Instruction → Copy each record exactly as it reads, leaving out any pictures it holds.

Given information →

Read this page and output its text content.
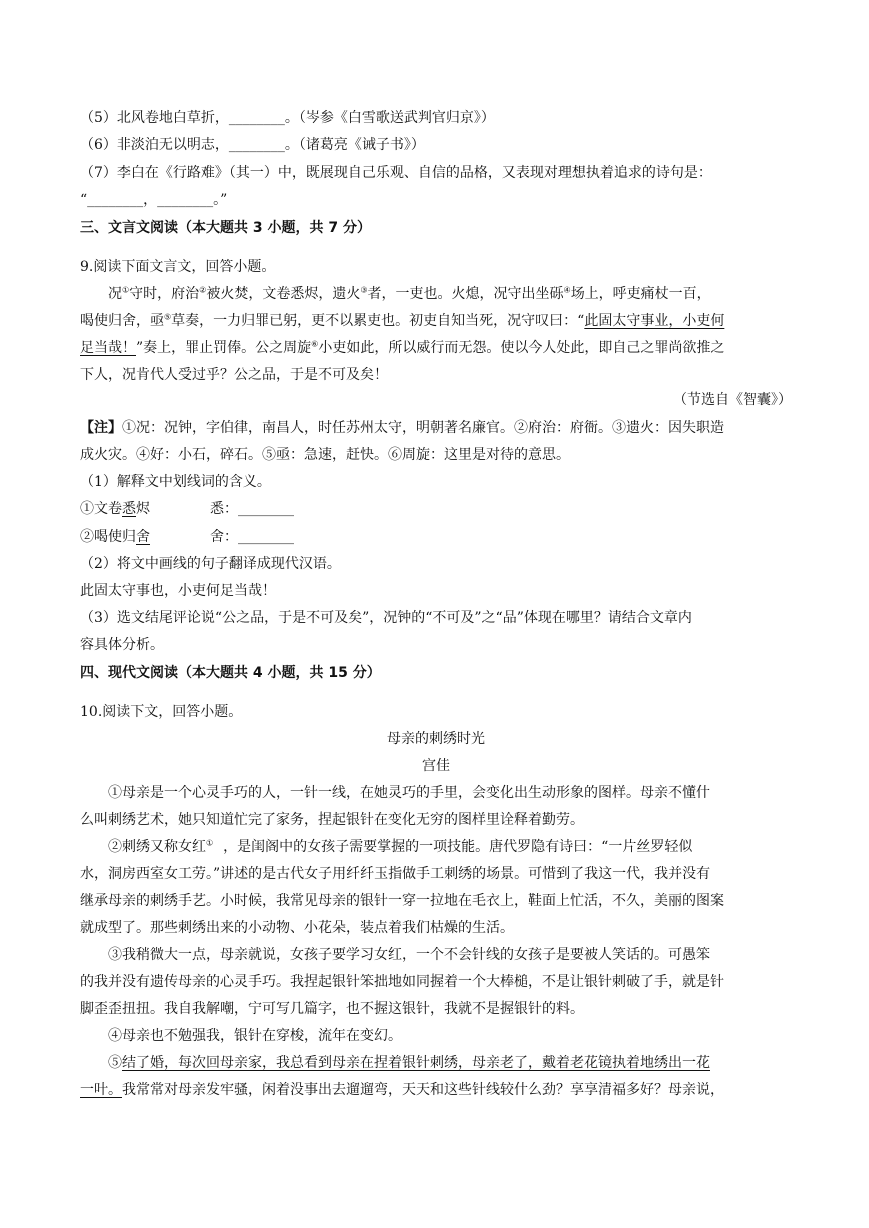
（5）北风卷地白草折，________。（岑参《白雪歌送武判官归京》）
（6）非淡泊无以明志，________。（诸葛亮《诫子书》）
（7）李白在《行路难》（其一）中，既展现自己乐观、自信的品格，又表现对理想执着追求的诗句是：
“________，________。”
三、文言文阅读（本大题共 3 小题，共 7 分）
9.阅读下面文言文，回答小题。
况①守时，府治②被火焚，文卷悉烬，遗火③者，一吏也。火熄，况守出坐砾④场上，呼吏痛杖一百，
喝使归舍，亟⑤草奏，一力归罪已躬，更不以累吏也。初吏自知当死，况守叹曰：“此固太守事业，小吏何
足当哉！”奏上，罪止罚俸。公之周旋⑥小吏如此，所以威行而无怨。使以今人处此，即自己之罪尚欲推之
下人，况肯代人受过乎？公之品，于是不可及矣！
（节选自《智囊》）
【注】①况：况钟，字伯律，南昌人，时任苏州太守，明朝著名廉官。②府治：府衙。③遗火：因失职造
成火灾。④好：小石，碎石。⑤亟：急速，赶快。⑥周旋：这里是对待的意思。
（1）解释文中划线词的含义。
①文卷悉烬	悉：________
②喝使归舍	舍：________
（2）将文中画线的句子翻译成现代汉语。
此固太守事也，小吏何足当哉！
（3）选文结尾评论说“公之品，于是不可及矣”，况钟的“不可及”之“品”体现在哪里？请结合文章内
容具体分析。
四、现代文阅读（本大题共 4 小题，共 15 分）
10.阅读下文，回答小题。
母亲的刺绣时光
宫佳
①母亲是一个心灵手巧的人，一针一线，在她灵巧的手里，会变化出生动形象的图样。母亲不懂什
么叫刺绣艺术，她只知道忙完了家务，捏起银针在变化无穷的图样里诠释着勤劳。
②刺绣又称女红① ，是闺阁中的女孩子需要掌握的一项技能。唐代罗隐有诗曰：“一片丝罗轻似
水，洞房西室女工劳。”讲述的是古代女子用纤纤玉指做手工刺绣的场景。可惜到了我这一代，我并没有
继承母亲的刺绣手艺。小时候，我常见母亲的银针一穿一拉地在毛衣上，鞋面上忙活，不久，美丽的图案
就成型了。那些刺绣出来的小动物、小花朵，装点着我们枯燥的生活。
③我稍微大一点，母亲就说，女孩子要学习女红，一个不会针线的女孩子是要被人笑话的。可愚笨
的我并没有遗传母亲的心灵手巧。我捏起银针笨拙地如同握着一个大棒槌，不是让银针刺破了手，就是针
脚歪歪扭扭。我自我解嘲，宁可写几篇字，也不握这银针，我就不是握银针的料。
④母亲也不勉强我，银针在穿梭，流年在变幻。
⑤结了婚，每次回母亲家，我总看到母亲在捏着银针刺绣，母亲老了，戴着老花镜执着地绣出一花
一叶。我常常对母亲发牢骚，闲着没事出去遛遛弯，天天和这些针线较什么劲？享享清福多好？母亲说，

Reply to the exercise →
Read this page and output its text content.
（5）北风卷地白草折，________。（岑参《白雪歌送武判官归京》）
（6）非淡泊无以明志，________。（诸葛亮《诫子书》）
（7）李白在《行路难》（其一）中，既展现自己乐观、自信的品格，又表现对理想执着追求的诗句是：
“________，________。”
三、文言文阅读（本大题共 3 小题，共 7 分）
9.阅读下面文言文，回答小题。
况①守时，府治②被火焚，文卷悉烬，遗火③者，一吏也。火熄，况守出坐砾④场上，呼吏痛杖一百，
喝使归舍，亟⑤草奏，一力归罪已躬，更不以累吏也。初吏自知当死，况守叹曰：“此固太守事业，小吏何
足当哉！”奏上，罪止罚俸。公之周旋⑥小吏如此，所以威行而无怨。使以今人处此，即自己之罪尚欲推之
下人，况肯代人受过乎？公之品，于是不可及矣！
（节选自《智囊》）
【注】①况：况钟，字伯律，南昌人，时任苏州太守，明朝著名廉官。②府治：府衙。③遗火：因失职造
成火灾。④好：小石，碎石。⑤亟：急速，赶快。⑥周旋：这里是对待的意思。
（1）解释文中划线词的含义。
①文卷悉烬	悉：________
②喝使归舍	舍：________
（2）将文中画线的句子翻译成现代汉语。
此固太守事也，小吏何足当哉！
（3）选文结尾评论说“公之品，于是不可及矣”，况钟的“不可及”之“品”体现在哪里？请结合文章内
容具体分析。
四、现代文阅读（本大题共 4 小题，共 15 分）
10.阅读下文，回答小题。
母亲的刺绣时光
宫佳
①母亲是一个心灵手巧的人，一针一线，在她灵巧的手里，会变化出生动形象的图样。母亲不懂什
么叫刺绣艺术，她只知道忙完了家务，捏起银针在变化无穷的图样里诠释着勤劳。
②刺绣又称女红① ，是闺阁中的女孩子需要掌握的一项技能。唐代罗隐有诗曰：“一片丝罗轻似
水，洞房西室女工劳。”讲述的是古代女子用纤纤玉指做手工刺绣的场景。可惜到了我这一代，我并没有
继承母亲的刺绣手艺。小时候，我常见母亲的银针一穿一拉地在毛衣上，鞋面上忙活，不久，美丽的图案
就成型了。那些刺绣出来的小动物、小花朵，装点着我们枯燥的生活。
③我稍微大一点，母亲就说，女孩子要学习女红，一个不会针线的女孩子是要被人笑话的。可愚笨
的我并没有遗传母亲的心灵手巧。我捏起银针笨拙地如同握着一个大棒槌，不是让银针刺破了手，就是针
脚歪歪扭扭。我自我解嘲，宁可写几篇字，也不握这银针，我就不是握银针的料。
④母亲也不勉强我，银针在穿梭，流年在变幻。
⑤结了婚，每次回母亲家，我总看到母亲在捏着银针刺绣，母亲老了，戴着老花镜执着地绣出一花
一叶。我常常对母亲发牢骚，闲着没事出去遛遛弯，天天和这些针线较什么劲？享享清福多好？母亲说，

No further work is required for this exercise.